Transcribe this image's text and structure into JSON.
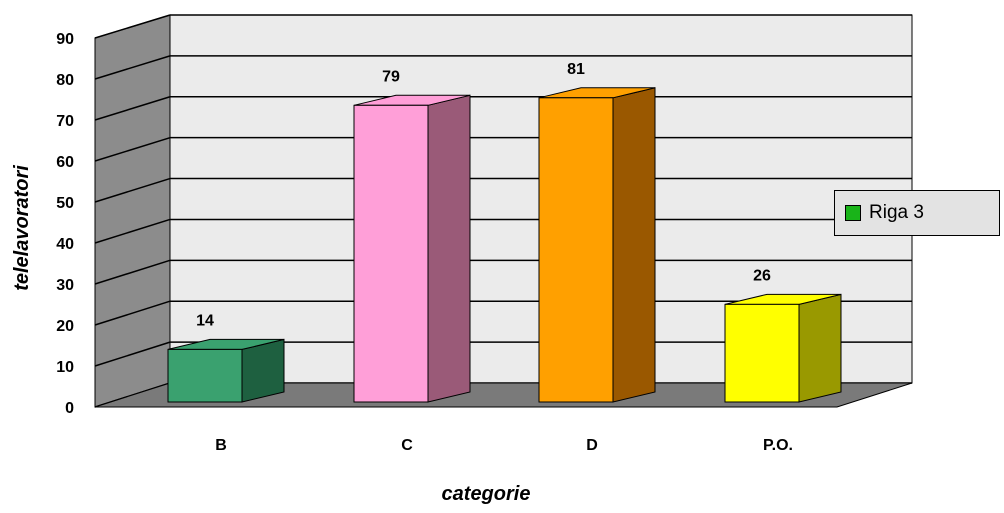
{
  "chart_data": {
    "type": "bar",
    "title": "",
    "categories": [
      "B",
      "C",
      "D",
      "P.O."
    ],
    "series": [
      {
        "name": "Riga 3",
        "values": [
          14,
          79,
          81,
          26
        ]
      }
    ],
    "bar_colors": [
      "#3aa16f",
      "#ff9fd8",
      "#ffa000",
      "#ffff00"
    ],
    "bar_side_colors": [
      "#1e6040",
      "#9a5a78",
      "#9a5800",
      "#999900"
    ],
    "xlabel": "categorie",
    "ylabel": "telelavoratori",
    "ylim": [
      0,
      90
    ],
    "yticks": [
      0,
      10,
      20,
      30,
      40,
      50,
      60,
      70,
      80,
      90
    ],
    "grid": true,
    "legend_position": "right",
    "legend_swatch_color": "#19b419",
    "wall_color": "#ebebeb",
    "side_wall_color": "#8c8c8c",
    "floor_color": "#7a7a7a"
  }
}
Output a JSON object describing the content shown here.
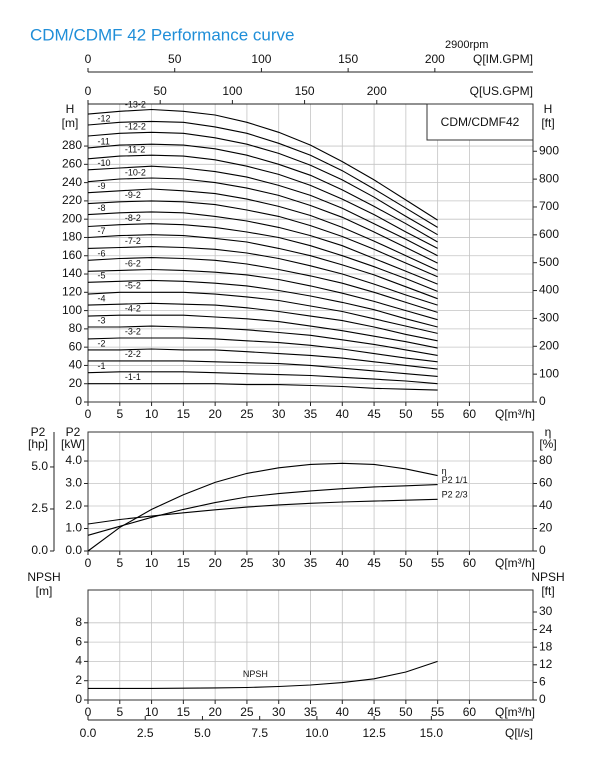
{
  "title": "CDM/CDMF 42 Performance curve",
  "speed": "2900rpm",
  "chart_data": [
    {
      "type": "line",
      "model": "CDM/CDMF42",
      "x_label": "Q[m³/h]",
      "y_label": "H",
      "y_unit": "[m]",
      "y2_label": "H",
      "y2_unit": "[ft]",
      "grid": true,
      "x": [
        0,
        5,
        10,
        15,
        20,
        25,
        30,
        35,
        40,
        45,
        50,
        55
      ],
      "xlim": [
        0,
        70
      ],
      "xticks": [
        0,
        5,
        10,
        15,
        20,
        25,
        30,
        35,
        40,
        45,
        50,
        55,
        60
      ],
      "ylim": [
        0,
        326
      ],
      "yticks": [
        0,
        20,
        40,
        60,
        80,
        100,
        120,
        140,
        160,
        180,
        200,
        220,
        240,
        260,
        280
      ],
      "y2lim": [
        0,
        1069.6
      ],
      "y2ticks": [
        0,
        100,
        200,
        300,
        400,
        500,
        600,
        700,
        800,
        900
      ],
      "top_axes": [
        {
          "label": "Q[IM.GPM]",
          "lim": [
            0,
            256.6
          ],
          "ticks": [
            0,
            50,
            100,
            150,
            200
          ]
        },
        {
          "label": "Q[US.GPM]",
          "lim": [
            0,
            308.2
          ],
          "ticks": [
            0,
            50,
            100,
            150,
            200
          ]
        }
      ],
      "series": [
        {
          "name": "-1-1",
          "color": "#000000",
          "values": [
            20,
            20,
            20,
            20,
            20,
            19,
            19,
            18,
            17,
            15,
            14,
            13
          ]
        },
        {
          "name": "-1",
          "color": "#000000",
          "values": [
            32,
            33,
            33,
            33,
            32,
            31,
            30,
            29,
            27,
            25,
            23,
            20
          ]
        },
        {
          "name": "-2-2",
          "color": "#000000",
          "values": [
            45,
            45,
            45,
            45,
            44,
            43,
            42,
            40,
            37,
            34,
            31,
            28
          ]
        },
        {
          "name": "-2",
          "color": "#000000",
          "values": [
            57,
            57,
            58,
            57,
            57,
            55,
            53,
            51,
            48,
            44,
            40,
            36
          ]
        },
        {
          "name": "-3-2",
          "color": "#000000",
          "values": [
            69,
            70,
            70,
            70,
            69,
            67,
            65,
            62,
            58,
            53,
            48,
            44
          ]
        },
        {
          "name": "-3",
          "color": "#000000",
          "values": [
            82,
            82,
            83,
            82,
            81,
            79,
            76,
            73,
            68,
            63,
            57,
            51
          ]
        },
        {
          "name": "-4-2",
          "color": "#000000",
          "values": [
            94,
            95,
            95,
            95,
            93,
            91,
            88,
            83,
            78,
            72,
            66,
            59
          ]
        },
        {
          "name": "-4",
          "color": "#000000",
          "values": [
            106,
            107,
            108,
            107,
            106,
            103,
            99,
            94,
            89,
            82,
            74,
            67
          ]
        },
        {
          "name": "-5-2",
          "color": "#000000",
          "values": [
            118,
            120,
            120,
            120,
            118,
            115,
            111,
            105,
            99,
            91,
            83,
            75
          ]
        },
        {
          "name": "-5",
          "color": "#000000",
          "values": [
            131,
            132,
            133,
            132,
            130,
            127,
            122,
            116,
            109,
            101,
            91,
            82
          ]
        },
        {
          "name": "-6-2",
          "color": "#000000",
          "values": [
            143,
            144,
            145,
            144,
            142,
            139,
            134,
            127,
            119,
            110,
            100,
            90
          ]
        },
        {
          "name": "-6",
          "color": "#000000",
          "values": [
            155,
            157,
            158,
            157,
            155,
            151,
            145,
            138,
            130,
            120,
            109,
            98
          ]
        },
        {
          "name": "-7-2",
          "color": "#000000",
          "values": [
            168,
            169,
            170,
            169,
            167,
            163,
            157,
            149,
            140,
            129,
            117,
            106
          ]
        },
        {
          "name": "-7",
          "color": "#000000",
          "values": [
            180,
            182,
            183,
            182,
            179,
            175,
            168,
            160,
            150,
            139,
            126,
            113
          ]
        },
        {
          "name": "-8-2",
          "color": "#000000",
          "values": [
            192,
            194,
            195,
            194,
            191,
            186,
            180,
            171,
            160,
            148,
            135,
            121
          ]
        },
        {
          "name": "-8",
          "color": "#000000",
          "values": [
            205,
            207,
            208,
            207,
            203,
            198,
            191,
            182,
            171,
            157,
            143,
            129
          ]
        },
        {
          "name": "-9-2",
          "color": "#000000",
          "values": [
            217,
            219,
            220,
            219,
            216,
            210,
            203,
            193,
            181,
            167,
            152,
            137
          ]
        },
        {
          "name": "-9",
          "color": "#000000",
          "values": [
            229,
            231,
            233,
            231,
            228,
            222,
            214,
            204,
            191,
            176,
            160,
            144
          ]
        },
        {
          "name": "-10-2",
          "color": "#000000",
          "values": [
            241,
            244,
            245,
            244,
            240,
            234,
            226,
            215,
            202,
            186,
            169,
            152
          ]
        },
        {
          "name": "-10",
          "color": "#000000",
          "values": [
            254,
            256,
            258,
            256,
            252,
            246,
            237,
            226,
            212,
            195,
            178,
            160
          ]
        },
        {
          "name": "-11-2",
          "color": "#000000",
          "values": [
            266,
            269,
            270,
            269,
            265,
            258,
            249,
            237,
            222,
            205,
            186,
            168
          ]
        },
        {
          "name": "-11",
          "color": "#000000",
          "values": [
            278,
            281,
            282,
            281,
            277,
            270,
            260,
            248,
            232,
            214,
            195,
            175
          ]
        },
        {
          "name": "-12-2",
          "color": "#000000",
          "values": [
            291,
            294,
            295,
            294,
            289,
            282,
            272,
            259,
            243,
            224,
            203,
            183
          ]
        },
        {
          "name": "-12",
          "color": "#000000",
          "values": [
            303,
            306,
            307,
            306,
            301,
            294,
            283,
            270,
            253,
            233,
            212,
            191
          ]
        },
        {
          "name": "-13-2",
          "color": "#000000",
          "values": [
            315,
            318,
            320,
            318,
            314,
            306,
            295,
            281,
            263,
            243,
            221,
            199
          ]
        }
      ]
    },
    {
      "type": "line",
      "x_label": "Q[m³/h]",
      "y_label": "P2",
      "y_unit": "[kW]",
      "y2_label": "η",
      "y2_unit": "[%]",
      "grid": true,
      "x": [
        0,
        5,
        10,
        15,
        20,
        25,
        30,
        35,
        40,
        45,
        50,
        55
      ],
      "xlim": [
        0,
        70
      ],
      "xticks": [
        0,
        5,
        10,
        15,
        20,
        25,
        30,
        35,
        40,
        45,
        50,
        55,
        60
      ],
      "ylim": [
        0,
        5.29
      ],
      "yticks": [
        {
          "value": 0,
          "label": "0.0"
        },
        {
          "value": 1,
          "label": "1.0"
        },
        {
          "value": 2,
          "label": "2.0"
        },
        {
          "value": 3,
          "label": "3.0"
        },
        {
          "value": 4,
          "label": "4.0"
        }
      ],
      "y2lim": [
        0,
        105.8
      ],
      "y2ticks": [
        0,
        20,
        40,
        60,
        80
      ],
      "hp_axis": {
        "label": "P2",
        "unit": "[hp]",
        "lim": [
          0,
          7.08
        ],
        "ticks": [
          {
            "value": 0,
            "label": "0.0"
          },
          2.5,
          {
            "value": 5,
            "label": "5.0"
          }
        ]
      },
      "series": [
        {
          "name": "η",
          "color": "#000000",
          "axis": "y2",
          "values": [
            0,
            21,
            37,
            50,
            61,
            69,
            74,
            77,
            78,
            77,
            73,
            67
          ]
        },
        {
          "name": "P2 1/1",
          "color": "#000000",
          "values": [
            0.7,
            1.1,
            1.5,
            1.85,
            2.15,
            2.4,
            2.55,
            2.67,
            2.77,
            2.85,
            2.9,
            2.95
          ]
        },
        {
          "name": "P2 2/3",
          "color": "#000000",
          "values": [
            1.2,
            1.4,
            1.55,
            1.7,
            1.83,
            1.95,
            2.05,
            2.12,
            2.18,
            2.22,
            2.26,
            2.3
          ]
        }
      ]
    },
    {
      "type": "line",
      "x_label": "Q[m³/h]",
      "y_label": "NPSH",
      "y_unit": "[m]",
      "y2_label": "NPSH",
      "y2_unit": "[ft]",
      "grid": true,
      "x": [
        0,
        5,
        10,
        15,
        20,
        25,
        30,
        35,
        40,
        45,
        50,
        55
      ],
      "xlim": [
        0,
        70
      ],
      "xticks": [
        0,
        5,
        10,
        15,
        20,
        25,
        30,
        35,
        40,
        45,
        50,
        55,
        60
      ],
      "ylim": [
        0,
        11.4
      ],
      "yticks": [
        0,
        2,
        4,
        6,
        8
      ],
      "y2lim": [
        0,
        37.5
      ],
      "y2ticks": [
        0,
        6,
        12,
        18,
        24,
        30
      ],
      "bottom_axis": {
        "label": "Q[l/s]",
        "lim": [
          0,
          19.44
        ],
        "ticks": [
          {
            "value": 0,
            "label": "0.0"
          },
          2.5,
          {
            "value": 5,
            "label": "5.0"
          },
          7.5,
          {
            "value": 10,
            "label": "10.0"
          },
          12.5,
          {
            "value": 15,
            "label": "15.0"
          }
        ]
      },
      "series": [
        {
          "name": "NPSH",
          "color": "#000000",
          "values": [
            1.2,
            1.2,
            1.2,
            1.22,
            1.25,
            1.3,
            1.4,
            1.55,
            1.8,
            2.2,
            2.9,
            4.0
          ]
        }
      ]
    }
  ]
}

________________

Written exercise:
What is the number of lines in the listing that contain the string "JSON"? Reply with that number alone.

Solution below:
2